## Data rows

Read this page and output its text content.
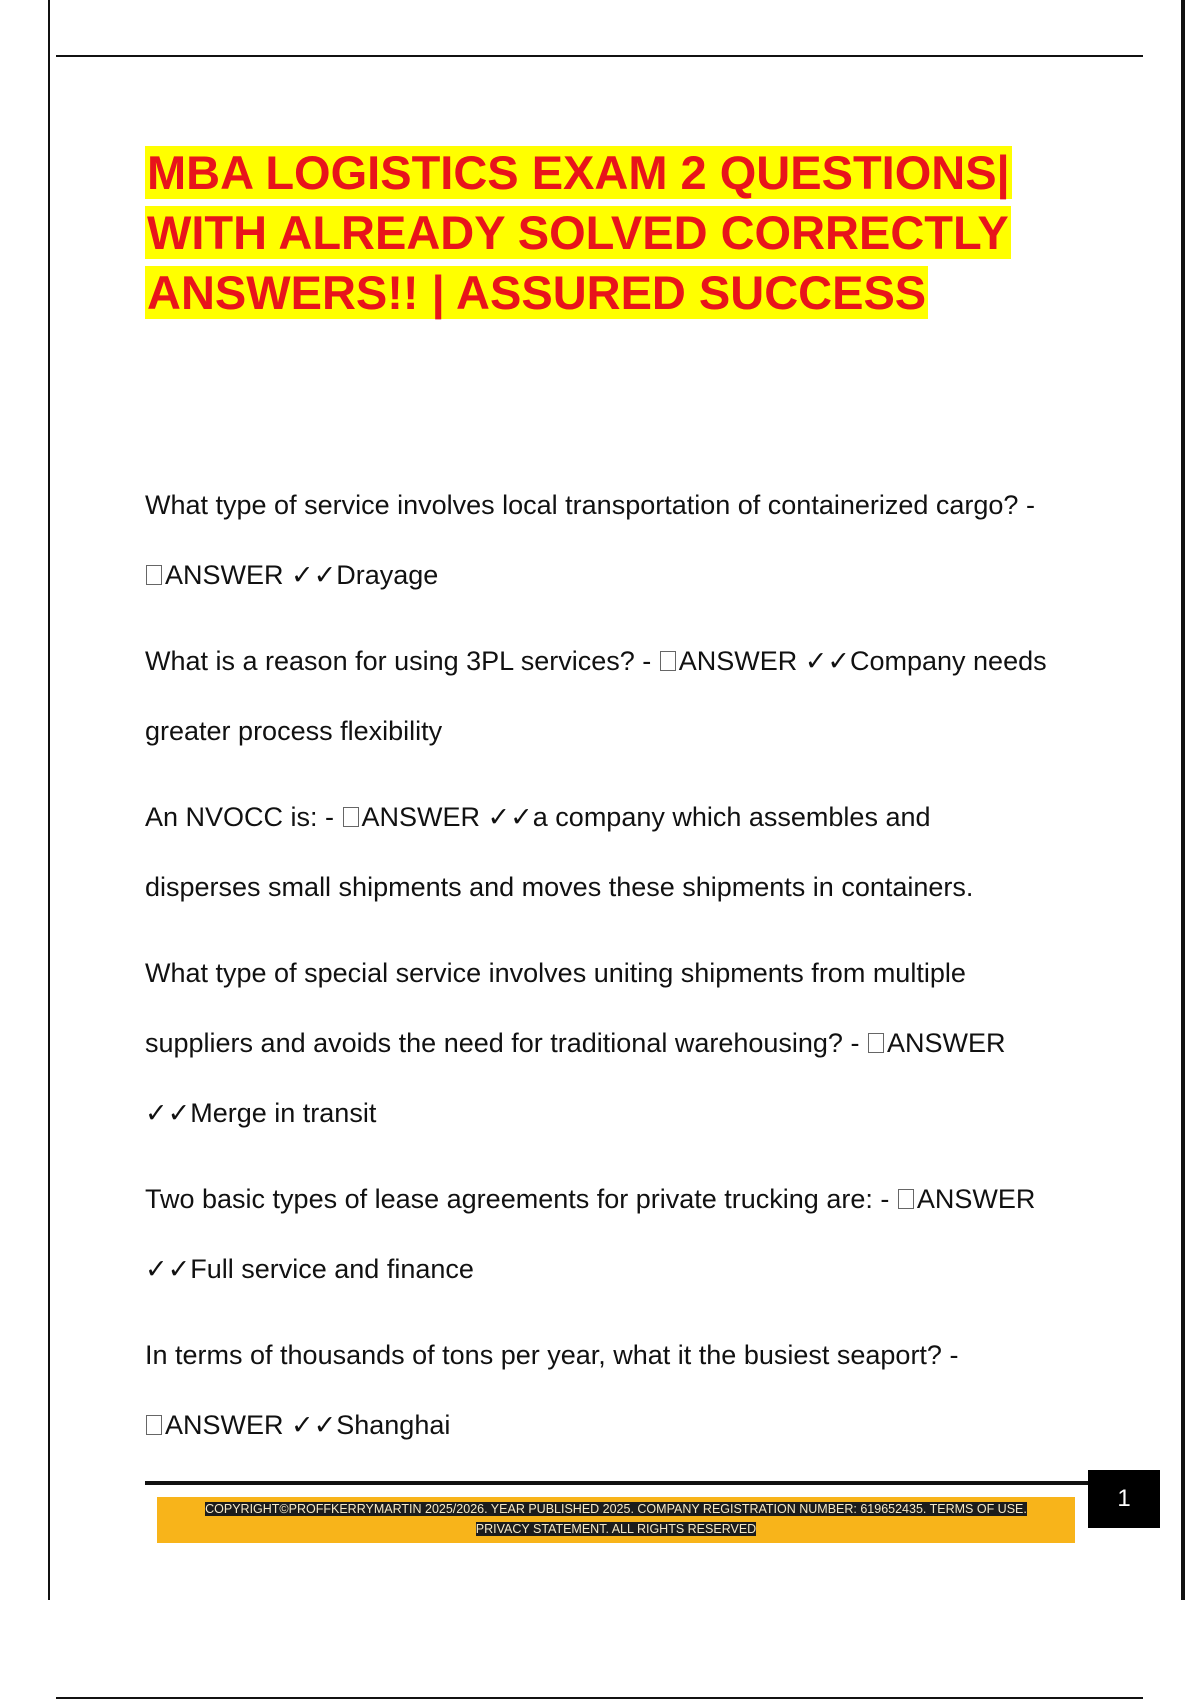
MBA LOGISTICS EXAM 2 QUESTIONS|
WITH ALREADY SOLVED CORRECTLY
ANSWERS!! | ASSURED SUCCESS
What type of service involves local transportation of containerized cargo? -
ANSWER ✓✓Drayage
What is a reason for using 3PL services? - ANSWER ✓✓Company needs
greater process flexibility
An NVOCC is: - ANSWER ✓✓a company which assembles and
disperses small shipments and moves these shipments in containers.
What type of special service involves uniting shipments from multiple
suppliers and avoids the need for traditional warehousing? - ANSWER
✓✓Merge in transit
Two basic types of lease agreements for private trucking are: - ANSWER
✓✓Full service and finance
In terms of thousands of tons per year, what it the busiest seaport? -
ANSWER ✓✓Shanghai
1
COPYRIGHT©PROFFKERRYMARTIN 2025/2026. YEAR PUBLISHED 2025. COMPANY REGISTRATION NUMBER: 619652435. TERMS OF USE.
PRIVACY STATEMENT. ALL RIGHTS RESERVED
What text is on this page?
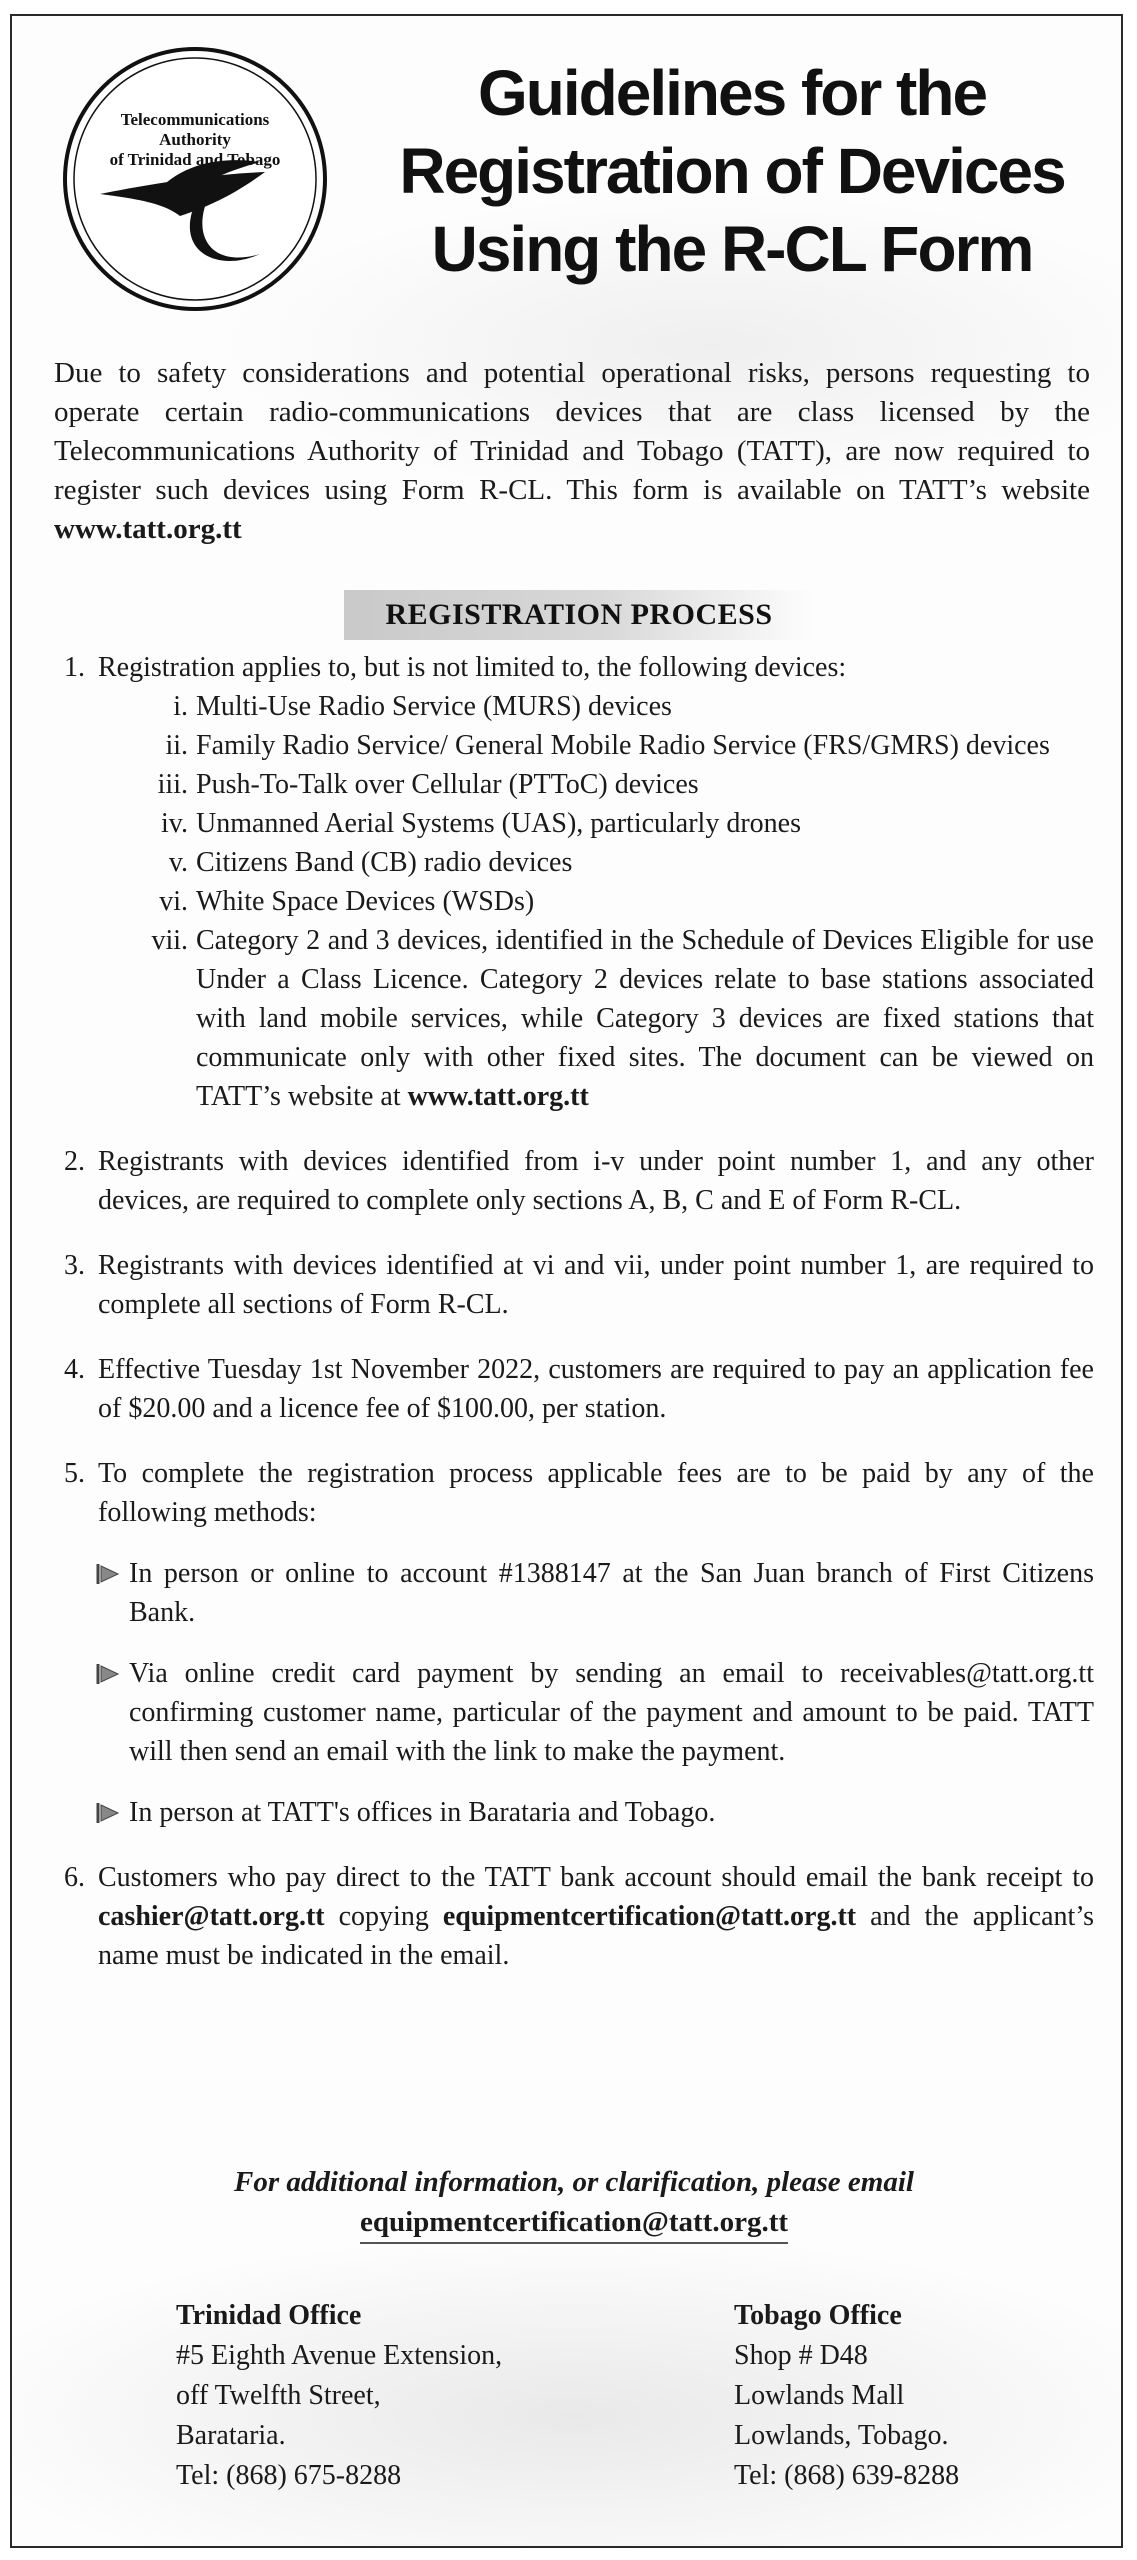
Telecommunications
Authority
of Trinidad and Tobago
Guidelines for the
Registration of Devices
Using the R-CL Form
Due to safety considerations and potential operational risks, persons requesting to operate certain radio-communications devices that are class licensed by the Telecommunications Authority of Trinidad and Tobago (TATT), are now required to register such devices using Form R-CL. This form is available on TATT’s website www.tatt.org.tt
REGISTRATION PROCESS
1. Registration applies to, but is not limited to, the following devices:
i. Multi-Use Radio Service (MURS) devices
ii. Family Radio Service/ General Mobile Radio Service (FRS/GMRS) devices
iii. Push-To-Talk over Cellular (PTToC) devices
iv. Unmanned Aerial Systems (UAS), particularly drones
v. Citizens Band (CB) radio devices
vi. White Space Devices (WSDs)
vii. Category 2 and 3 devices, identified in the Schedule of Devices Eligible for use Under a Class Licence. Category 2 devices relate to base stations associated with land mobile services, while Category 3 devices are fixed stations that communicate only with other fixed sites. The document can be viewed on TATT’s website at www.tatt.org.tt
2. Registrants with devices identified from i-v under point number 1, and any other devices, are required to complete only sections A, B, C and E of Form R-CL.
3. Registrants with devices identified at vi and vii, under point number 1, are required to complete all sections of Form R-CL.
4. Effective Tuesday 1st November 2022, customers are required to pay an application fee of $20.00 and a licence fee of $100.00, per station.
5. To complete the registration process applicable fees are to be paid by any of the following methods:
In person or online to account #1388147 at the San Juan branch of First Citizens Bank.
Via online credit card payment by sending an email to receivables@tatt.org.tt confirming customer name, particular of the payment and amount to be paid. TATT will then send an email with the link to make the payment.
In person at TATT's offices in Barataria and Tobago.
6. Customers who pay direct to the TATT bank account should email the bank receipt to cashier@tatt.org.tt copying equipmentcertification@tatt.org.tt and the applicant’s name must be indicated in the email.
For additional information, or clarification, please email
equipmentcertification@tatt.org.tt
Trinidad Office
#5 Eighth Avenue Extension,
off Twelfth Street,
Barataria.
Tel: (868) 675-8288
Tobago Office
Shop # D48
Lowlands Mall
Lowlands, Tobago.
Tel: (868) 639-8288
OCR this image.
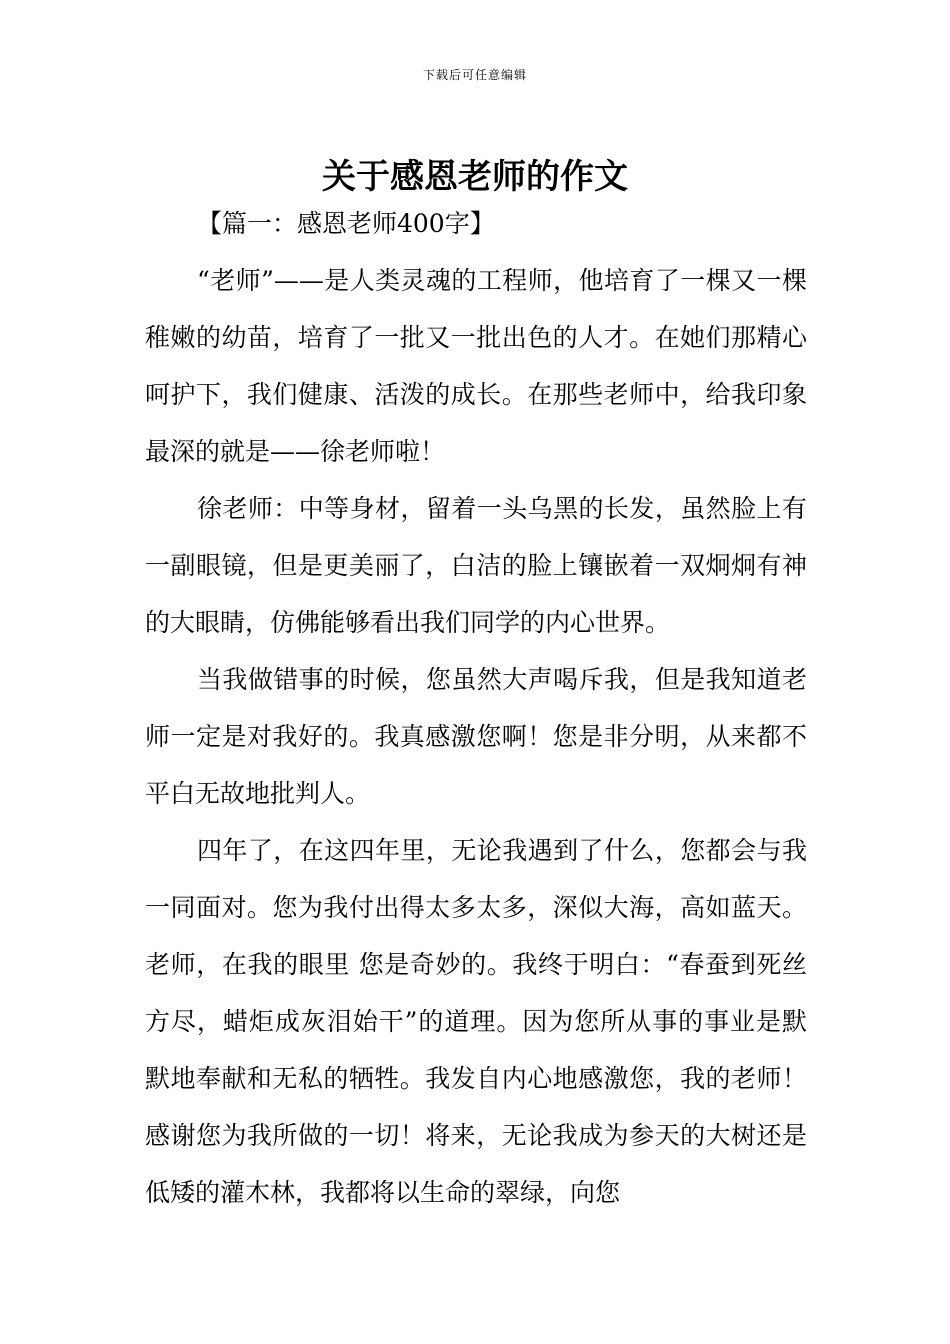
下载后可任意编辑
关于感恩老师的作文

【篇一：感恩老师400字】

“老师”——是人类灵魂的工程师，他培育了一棵又一棵稚嫩的幼苗，培育了一批又一批出色的人才。在她们那精心呵护下，我们健康、活泼的成长。在那些老师中，给我印象最深的就是——徐老师啦！

徐老师：中等身材，留着一头乌黑的长发，虽然脸上有一副眼镜，但是更美丽了，白洁的脸上镶嵌着一双炯炯有神的大眼睛，仿佛能够看出我们同学的内心世界。

当我做错事的时候，您虽然大声喝斥我，但是我知道老师一定是对我好的。我真感激您啊！您是非分明，从来都不平白无故地批判人。

四年了，在这四年里，无论我遇到了什么，您都会与我一同面对。您为我付出得太多太多，深似大海，高如蓝天。老师，在我的眼里 您是奇妙的。我终于明白：“春蚕到死丝方尽，蜡炬成灰泪始干”的道理。因为您所从事的事业是默默地奉献和无私的牺牲。我发自内心地感激您，我的老师！感谢您为我所做的一切！将来，无论我成为参天的大树还是低矮的灌木林，我都将以生命的翠绿，向您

## Description of the task
Show every line above in which the word "Authority" occurs.

## Written answer
Authority
Due to safety considerations and potential operational risks, persons requesting to operate certain radio-communications devices that are class licensed by the Telecommunications Authority of Trinidad and Tobago (TATT), are now required to register such devices using Form R-CL. This form is available on TATT’s website www.tatt.org.tt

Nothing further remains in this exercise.